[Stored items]
_____
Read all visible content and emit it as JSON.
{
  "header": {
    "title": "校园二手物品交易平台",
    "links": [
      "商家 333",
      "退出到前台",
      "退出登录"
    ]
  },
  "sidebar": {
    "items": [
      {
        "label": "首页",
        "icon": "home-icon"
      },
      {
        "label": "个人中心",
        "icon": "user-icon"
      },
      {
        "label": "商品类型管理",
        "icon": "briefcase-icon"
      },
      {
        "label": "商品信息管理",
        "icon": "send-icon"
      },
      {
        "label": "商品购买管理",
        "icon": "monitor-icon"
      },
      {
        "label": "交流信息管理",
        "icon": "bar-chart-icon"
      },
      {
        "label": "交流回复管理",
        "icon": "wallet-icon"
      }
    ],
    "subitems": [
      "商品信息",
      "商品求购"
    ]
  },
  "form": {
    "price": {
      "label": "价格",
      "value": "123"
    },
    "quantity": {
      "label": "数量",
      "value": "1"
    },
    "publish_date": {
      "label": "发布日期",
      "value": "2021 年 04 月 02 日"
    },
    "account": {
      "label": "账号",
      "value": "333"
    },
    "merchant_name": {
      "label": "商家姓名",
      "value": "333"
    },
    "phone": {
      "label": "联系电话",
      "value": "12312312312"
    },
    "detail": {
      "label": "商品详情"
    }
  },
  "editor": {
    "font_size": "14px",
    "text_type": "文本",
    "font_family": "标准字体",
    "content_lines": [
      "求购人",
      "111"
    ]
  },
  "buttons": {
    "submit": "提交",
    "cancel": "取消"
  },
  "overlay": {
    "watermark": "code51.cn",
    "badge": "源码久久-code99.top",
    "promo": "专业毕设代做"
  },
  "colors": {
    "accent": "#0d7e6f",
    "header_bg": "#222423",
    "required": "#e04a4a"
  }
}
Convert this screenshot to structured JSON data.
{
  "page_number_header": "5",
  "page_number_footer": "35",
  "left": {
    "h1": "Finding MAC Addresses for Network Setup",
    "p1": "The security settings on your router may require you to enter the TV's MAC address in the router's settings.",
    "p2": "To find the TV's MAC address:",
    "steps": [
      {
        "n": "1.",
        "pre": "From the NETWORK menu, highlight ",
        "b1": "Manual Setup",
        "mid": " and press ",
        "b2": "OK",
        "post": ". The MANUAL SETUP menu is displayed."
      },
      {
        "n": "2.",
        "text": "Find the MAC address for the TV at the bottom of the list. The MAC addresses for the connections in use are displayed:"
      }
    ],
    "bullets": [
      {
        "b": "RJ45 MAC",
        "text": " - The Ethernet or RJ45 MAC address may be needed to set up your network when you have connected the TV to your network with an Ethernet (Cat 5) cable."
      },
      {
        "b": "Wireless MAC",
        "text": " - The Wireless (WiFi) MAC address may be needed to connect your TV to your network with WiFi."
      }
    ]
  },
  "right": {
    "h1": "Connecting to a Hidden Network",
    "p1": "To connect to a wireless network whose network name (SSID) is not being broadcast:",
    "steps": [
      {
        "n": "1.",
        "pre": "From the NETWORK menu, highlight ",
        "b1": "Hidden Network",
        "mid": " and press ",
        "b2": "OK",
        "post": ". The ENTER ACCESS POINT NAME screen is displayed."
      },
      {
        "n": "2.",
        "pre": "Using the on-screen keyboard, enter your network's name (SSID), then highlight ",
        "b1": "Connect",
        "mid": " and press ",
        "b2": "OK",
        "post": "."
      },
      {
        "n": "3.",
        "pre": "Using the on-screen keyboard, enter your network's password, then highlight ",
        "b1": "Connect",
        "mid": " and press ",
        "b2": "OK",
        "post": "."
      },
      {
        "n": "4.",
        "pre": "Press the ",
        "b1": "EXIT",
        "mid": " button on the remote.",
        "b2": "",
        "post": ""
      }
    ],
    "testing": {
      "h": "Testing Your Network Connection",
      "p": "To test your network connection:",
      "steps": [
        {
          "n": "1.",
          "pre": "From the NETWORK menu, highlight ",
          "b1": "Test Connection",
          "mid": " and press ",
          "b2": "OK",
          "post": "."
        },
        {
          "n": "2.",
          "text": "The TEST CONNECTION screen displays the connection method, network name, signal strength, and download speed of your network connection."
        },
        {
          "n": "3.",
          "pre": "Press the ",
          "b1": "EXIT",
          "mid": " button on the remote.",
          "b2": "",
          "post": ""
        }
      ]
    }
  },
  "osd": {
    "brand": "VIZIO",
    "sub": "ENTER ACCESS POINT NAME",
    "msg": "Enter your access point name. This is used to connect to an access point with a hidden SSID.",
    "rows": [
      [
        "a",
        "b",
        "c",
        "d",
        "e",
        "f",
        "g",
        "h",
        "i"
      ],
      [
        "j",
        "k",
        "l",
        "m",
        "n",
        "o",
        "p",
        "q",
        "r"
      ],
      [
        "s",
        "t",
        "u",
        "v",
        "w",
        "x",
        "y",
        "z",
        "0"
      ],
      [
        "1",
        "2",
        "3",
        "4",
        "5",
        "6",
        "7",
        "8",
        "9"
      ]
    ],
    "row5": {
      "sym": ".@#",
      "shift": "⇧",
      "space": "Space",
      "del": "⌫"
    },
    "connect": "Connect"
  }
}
_____
Copy out the data shown above without altering anything.

## Result of the exercise:
Read all visible content and emit it as JSON.
{
  "header": {
    "title": "校园二手物品交易平台",
    "links": [
      "商家 333",
      "退出到前台",
      "退出登录"
    ]
  },
  "sidebar": {
    "items": [
      {
        "label": "首页",
        "icon": "home-icon"
      },
      {
        "label": "个人中心",
        "icon": "user-icon"
      },
      {
        "label": "商品类型管理",
        "icon": "briefcase-icon"
      },
      {
        "label": "商品信息管理",
        "icon": "send-icon"
      },
      {
        "label": "商品购买管理",
        "icon": "monitor-icon"
      },
      {
        "label": "交流信息管理",
        "icon": "bar-chart-icon"
      },
      {
        "label": "交流回复管理",
        "icon": "wallet-icon"
      }
    ],
    "subitems": [
      "商品信息",
      "商品求购"
    ]
  },
  "form": {
    "price": {
      "label": "价格",
      "value": "123"
    },
    "quantity": {
      "label": "数量",
      "value": "1"
    },
    "publish_date": {
      "label": "发布日期",
      "value": "2021 年 04 月 02 日"
    },
    "account": {
      "label": "账号",
      "value": "333"
    },
    "merchant_name": {
      "label": "商家姓名",
      "value": "333"
    },
    "phone": {
      "label": "联系电话",
      "value": "12312312312"
    },
    "detail": {
      "label": "商品详情"
    }
  },
  "editor": {
    "font_size": "14px",
    "text_type": "文本",
    "font_family": "标准字体",
    "content_lines": [
      "求购人",
      "111"
    ]
  },
  "buttons": {
    "submit": "提交",
    "cancel": "取消"
  },
  "overlay": {
    "watermark": "code51.cn",
    "badge": "源码久久-code99.top",
    "promo": "专业毕设代做"
  },
  "colors": {
    "accent": "#0d7e6f",
    "header_bg": "#222423",
    "required": "#e04a4a"
  }
}
Convert this screenshot to structured JSON data.
{
  "page_number_header": "5",
  "page_number_footer": "35",
  "left": {
    "h1": "Finding MAC Addresses for Network Setup",
    "p1": "The security settings on your router may require you to enter the TV's MAC address in the router's settings.",
    "p2": "To find the TV's MAC address:",
    "steps": [
      {
        "n": "1.",
        "pre": "From the NETWORK menu, highlight ",
        "b1": "Manual Setup",
        "mid": " and press ",
        "b2": "OK",
        "post": ". The MANUAL SETUP menu is displayed."
      },
      {
        "n": "2.",
        "text": "Find the MAC address for the TV at the bottom of the list. The MAC addresses for the connections in use are displayed:"
      }
    ],
    "bullets": [
      {
        "b": "RJ45 MAC",
        "text": " - The Ethernet or RJ45 MAC address may be needed to set up your network when you have connected the TV to your network with an Ethernet (Cat 5) cable."
      },
      {
        "b": "Wireless MAC",
        "text": " - The Wireless (WiFi) MAC address may be needed to connect your TV to your network with WiFi."
      }
    ]
  },
  "right": {
    "h1": "Connecting to a Hidden Network",
    "p1": "To connect to a wireless network whose network name (SSID) is not being broadcast:",
    "steps": [
      {
        "n": "1.",
        "pre": "From the NETWORK menu, highlight ",
        "b1": "Hidden Network",
        "mid": " and press ",
        "b2": "OK",
        "post": ". The ENTER ACCESS POINT NAME screen is displayed."
      },
      {
        "n": "2.",
        "pre": "Using the on-screen keyboard, enter your network's name (SSID), then highlight ",
        "b1": "Connect",
        "mid": " and press ",
        "b2": "OK",
        "post": "."
      },
      {
        "n": "3.",
        "pre": "Using the on-screen keyboard, enter your network's password, then highlight ",
        "b1": "Connect",
        "mid": " and press ",
        "b2": "OK",
        "post": "."
      },
      {
        "n": "4.",
        "pre": "Press the ",
        "b1": "EXIT",
        "mid": " button on the remote.",
        "b2": "",
        "post": ""
      }
    ],
    "testing": {
      "h": "Testing Your Network Connection",
      "p": "To test your network connection:",
      "steps": [
        {
          "n": "1.",
          "pre": "From the NETWORK menu, highlight ",
          "b1": "Test Connection",
          "mid": " and press ",
          "b2": "OK",
          "post": "."
        },
        {
          "n": "2.",
          "text": "The TEST CONNECTION screen displays the connection method, network name, signal strength, and download speed of your network connection."
        },
        {
          "n": "3.",
          "pre": "Press the ",
          "b1": "EXIT",
          "mid": " button on the remote.",
          "b2": "",
          "post": ""
        }
      ]
    }
  },
  "osd": {
    "brand": "VIZIO",
    "sub": "ENTER ACCESS POINT NAME",
    "msg": "Enter your access point name. This is used to connect to an access point with a hidden SSID.",
    "rows": [
      [
        "a",
        "b",
        "c",
        "d",
        "e",
        "f",
        "g",
        "h",
        "i"
      ],
      [
        "j",
        "k",
        "l",
        "m",
        "n",
        "o",
        "p",
        "q",
        "r"
      ],
      [
        "s",
        "t",
        "u",
        "v",
        "w",
        "x",
        "y",
        "z",
        "0"
      ],
      [
        "1",
        "2",
        "3",
        "4",
        "5",
        "6",
        "7",
        "8",
        "9"
      ]
    ],
    "row5": {
      "sym": ".@#",
      "shift": "⇧",
      "space": "Space",
      "del": "⌫"
    },
    "connect": "Connect"
  }
}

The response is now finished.